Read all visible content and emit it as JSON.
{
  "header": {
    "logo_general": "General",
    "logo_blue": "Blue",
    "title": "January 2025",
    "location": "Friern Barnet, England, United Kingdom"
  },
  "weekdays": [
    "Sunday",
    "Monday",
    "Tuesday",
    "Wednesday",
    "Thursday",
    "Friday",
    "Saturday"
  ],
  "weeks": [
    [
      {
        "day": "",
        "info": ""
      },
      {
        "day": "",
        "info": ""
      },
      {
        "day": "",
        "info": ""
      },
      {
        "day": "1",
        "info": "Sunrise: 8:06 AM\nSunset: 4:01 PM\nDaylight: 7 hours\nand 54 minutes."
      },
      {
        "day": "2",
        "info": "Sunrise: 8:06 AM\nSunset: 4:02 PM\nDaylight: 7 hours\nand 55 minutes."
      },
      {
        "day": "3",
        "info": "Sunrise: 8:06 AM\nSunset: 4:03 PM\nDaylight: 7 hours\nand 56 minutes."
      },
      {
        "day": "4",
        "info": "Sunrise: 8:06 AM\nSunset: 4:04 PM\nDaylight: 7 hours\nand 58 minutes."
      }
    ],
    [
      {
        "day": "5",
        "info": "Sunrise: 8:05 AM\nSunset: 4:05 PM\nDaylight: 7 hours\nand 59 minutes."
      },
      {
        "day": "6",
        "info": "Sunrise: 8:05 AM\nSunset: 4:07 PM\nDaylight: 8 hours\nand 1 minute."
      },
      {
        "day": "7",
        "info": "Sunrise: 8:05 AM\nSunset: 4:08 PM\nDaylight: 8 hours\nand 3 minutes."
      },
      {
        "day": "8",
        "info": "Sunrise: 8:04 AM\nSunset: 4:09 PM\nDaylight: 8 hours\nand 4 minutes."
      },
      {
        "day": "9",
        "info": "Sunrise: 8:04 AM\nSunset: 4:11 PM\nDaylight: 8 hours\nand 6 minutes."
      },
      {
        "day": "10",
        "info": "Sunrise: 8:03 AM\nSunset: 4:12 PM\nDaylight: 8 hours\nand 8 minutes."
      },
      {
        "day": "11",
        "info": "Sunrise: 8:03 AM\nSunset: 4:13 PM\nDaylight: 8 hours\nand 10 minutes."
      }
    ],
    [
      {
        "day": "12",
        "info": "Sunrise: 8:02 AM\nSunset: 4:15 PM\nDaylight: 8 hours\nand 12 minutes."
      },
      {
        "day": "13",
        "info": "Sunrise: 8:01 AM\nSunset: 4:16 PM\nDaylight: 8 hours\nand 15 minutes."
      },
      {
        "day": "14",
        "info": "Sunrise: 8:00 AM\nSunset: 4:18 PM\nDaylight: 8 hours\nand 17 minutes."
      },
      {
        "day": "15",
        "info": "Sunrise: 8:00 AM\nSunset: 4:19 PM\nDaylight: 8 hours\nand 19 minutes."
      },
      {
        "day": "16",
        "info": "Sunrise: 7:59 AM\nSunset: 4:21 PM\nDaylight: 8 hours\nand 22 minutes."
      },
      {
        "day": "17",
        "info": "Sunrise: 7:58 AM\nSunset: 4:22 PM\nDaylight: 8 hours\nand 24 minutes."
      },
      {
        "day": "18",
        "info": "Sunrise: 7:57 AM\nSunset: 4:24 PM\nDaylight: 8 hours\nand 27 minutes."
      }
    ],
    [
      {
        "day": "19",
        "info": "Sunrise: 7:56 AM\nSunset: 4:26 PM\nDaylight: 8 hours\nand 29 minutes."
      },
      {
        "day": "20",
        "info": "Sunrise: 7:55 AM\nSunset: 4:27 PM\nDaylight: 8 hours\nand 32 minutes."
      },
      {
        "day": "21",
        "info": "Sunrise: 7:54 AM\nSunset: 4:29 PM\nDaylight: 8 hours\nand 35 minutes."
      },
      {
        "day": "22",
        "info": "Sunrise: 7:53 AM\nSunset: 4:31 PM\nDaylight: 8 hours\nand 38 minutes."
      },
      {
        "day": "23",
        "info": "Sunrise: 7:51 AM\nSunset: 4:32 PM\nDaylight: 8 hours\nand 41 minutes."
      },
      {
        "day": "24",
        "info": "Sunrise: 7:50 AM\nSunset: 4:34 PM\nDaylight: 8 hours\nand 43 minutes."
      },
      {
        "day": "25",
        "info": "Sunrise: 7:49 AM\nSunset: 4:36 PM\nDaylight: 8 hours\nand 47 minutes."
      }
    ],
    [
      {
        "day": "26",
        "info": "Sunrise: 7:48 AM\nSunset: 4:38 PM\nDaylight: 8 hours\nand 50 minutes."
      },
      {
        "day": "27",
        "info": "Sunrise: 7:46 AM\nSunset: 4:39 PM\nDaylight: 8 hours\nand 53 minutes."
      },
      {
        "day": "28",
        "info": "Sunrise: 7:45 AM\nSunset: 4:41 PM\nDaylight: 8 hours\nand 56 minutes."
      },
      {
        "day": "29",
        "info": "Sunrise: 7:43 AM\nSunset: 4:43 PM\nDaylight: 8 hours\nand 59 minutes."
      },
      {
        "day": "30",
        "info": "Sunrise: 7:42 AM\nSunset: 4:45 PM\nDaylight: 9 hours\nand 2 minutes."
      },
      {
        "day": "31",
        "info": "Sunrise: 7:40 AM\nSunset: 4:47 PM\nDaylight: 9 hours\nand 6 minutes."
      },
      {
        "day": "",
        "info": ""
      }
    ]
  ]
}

*What to work on*
Word for word, write out all of the data above.

*Final answer*
Read all visible content and emit it as JSON.
{
  "header": {
    "logo_general": "General",
    "logo_blue": "Blue",
    "title": "January 2025",
    "location": "Friern Barnet, England, United Kingdom"
  },
  "weekdays": [
    "Sunday",
    "Monday",
    "Tuesday",
    "Wednesday",
    "Thursday",
    "Friday",
    "Saturday"
  ],
  "weeks": [
    [
      {
        "day": "",
        "info": ""
      },
      {
        "day": "",
        "info": ""
      },
      {
        "day": "",
        "info": ""
      },
      {
        "day": "1",
        "info": "Sunrise: 8:06 AM\nSunset: 4:01 PM\nDaylight: 7 hours\nand 54 minutes."
      },
      {
        "day": "2",
        "info": "Sunrise: 8:06 AM\nSunset: 4:02 PM\nDaylight: 7 hours\nand 55 minutes."
      },
      {
        "day": "3",
        "info": "Sunrise: 8:06 AM\nSunset: 4:03 PM\nDaylight: 7 hours\nand 56 minutes."
      },
      {
        "day": "4",
        "info": "Sunrise: 8:06 AM\nSunset: 4:04 PM\nDaylight: 7 hours\nand 58 minutes."
      }
    ],
    [
      {
        "day": "5",
        "info": "Sunrise: 8:05 AM\nSunset: 4:05 PM\nDaylight: 7 hours\nand 59 minutes."
      },
      {
        "day": "6",
        "info": "Sunrise: 8:05 AM\nSunset: 4:07 PM\nDaylight: 8 hours\nand 1 minute."
      },
      {
        "day": "7",
        "info": "Sunrise: 8:05 AM\nSunset: 4:08 PM\nDaylight: 8 hours\nand 3 minutes."
      },
      {
        "day": "8",
        "info": "Sunrise: 8:04 AM\nSunset: 4:09 PM\nDaylight: 8 hours\nand 4 minutes."
      },
      {
        "day": "9",
        "info": "Sunrise: 8:04 AM\nSunset: 4:11 PM\nDaylight: 8 hours\nand 6 minutes."
      },
      {
        "day": "10",
        "info": "Sunrise: 8:03 AM\nSunset: 4:12 PM\nDaylight: 8 hours\nand 8 minutes."
      },
      {
        "day": "11",
        "info": "Sunrise: 8:03 AM\nSunset: 4:13 PM\nDaylight: 8 hours\nand 10 minutes."
      }
    ],
    [
      {
        "day": "12",
        "info": "Sunrise: 8:02 AM\nSunset: 4:15 PM\nDaylight: 8 hours\nand 12 minutes."
      },
      {
        "day": "13",
        "info": "Sunrise: 8:01 AM\nSunset: 4:16 PM\nDaylight: 8 hours\nand 15 minutes."
      },
      {
        "day": "14",
        "info": "Sunrise: 8:00 AM\nSunset: 4:18 PM\nDaylight: 8 hours\nand 17 minutes."
      },
      {
        "day": "15",
        "info": "Sunrise: 8:00 AM\nSunset: 4:19 PM\nDaylight: 8 hours\nand 19 minutes."
      },
      {
        "day": "16",
        "info": "Sunrise: 7:59 AM\nSunset: 4:21 PM\nDaylight: 8 hours\nand 22 minutes."
      },
      {
        "day": "17",
        "info": "Sunrise: 7:58 AM\nSunset: 4:22 PM\nDaylight: 8 hours\nand 24 minutes."
      },
      {
        "day": "18",
        "info": "Sunrise: 7:57 AM\nSunset: 4:24 PM\nDaylight: 8 hours\nand 27 minutes."
      }
    ],
    [
      {
        "day": "19",
        "info": "Sunrise: 7:56 AM\nSunset: 4:26 PM\nDaylight: 8 hours\nand 29 minutes."
      },
      {
        "day": "20",
        "info": "Sunrise: 7:55 AM\nSunset: 4:27 PM\nDaylight: 8 hours\nand 32 minutes."
      },
      {
        "day": "21",
        "info": "Sunrise: 7:54 AM\nSunset: 4:29 PM\nDaylight: 8 hours\nand 35 minutes."
      },
      {
        "day": "22",
        "info": "Sunrise: 7:53 AM\nSunset: 4:31 PM\nDaylight: 8 hours\nand 38 minutes."
      },
      {
        "day": "23",
        "info": "Sunrise: 7:51 AM\nSunset: 4:32 PM\nDaylight: 8 hours\nand 41 minutes."
      },
      {
        "day": "24",
        "info": "Sunrise: 7:50 AM\nSunset: 4:34 PM\nDaylight: 8 hours\nand 43 minutes."
      },
      {
        "day": "25",
        "info": "Sunrise: 7:49 AM\nSunset: 4:36 PM\nDaylight: 8 hours\nand 47 minutes."
      }
    ],
    [
      {
        "day": "26",
        "info": "Sunrise: 7:48 AM\nSunset: 4:38 PM\nDaylight: 8 hours\nand 50 minutes."
      },
      {
        "day": "27",
        "info": "Sunrise: 7:46 AM\nSunset: 4:39 PM\nDaylight: 8 hours\nand 53 minutes."
      },
      {
        "day": "28",
        "info": "Sunrise: 7:45 AM\nSunset: 4:41 PM\nDaylight: 8 hours\nand 56 minutes."
      },
      {
        "day": "29",
        "info": "Sunrise: 7:43 AM\nSunset: 4:43 PM\nDaylight: 8 hours\nand 59 minutes."
      },
      {
        "day": "30",
        "info": "Sunrise: 7:42 AM\nSunset: 4:45 PM\nDaylight: 9 hours\nand 2 minutes."
      },
      {
        "day": "31",
        "info": "Sunrise: 7:40 AM\nSunset: 4:47 PM\nDaylight: 9 hours\nand 6 minutes."
      },
      {
        "day": "",
        "info": ""
      }
    ]
  ]
}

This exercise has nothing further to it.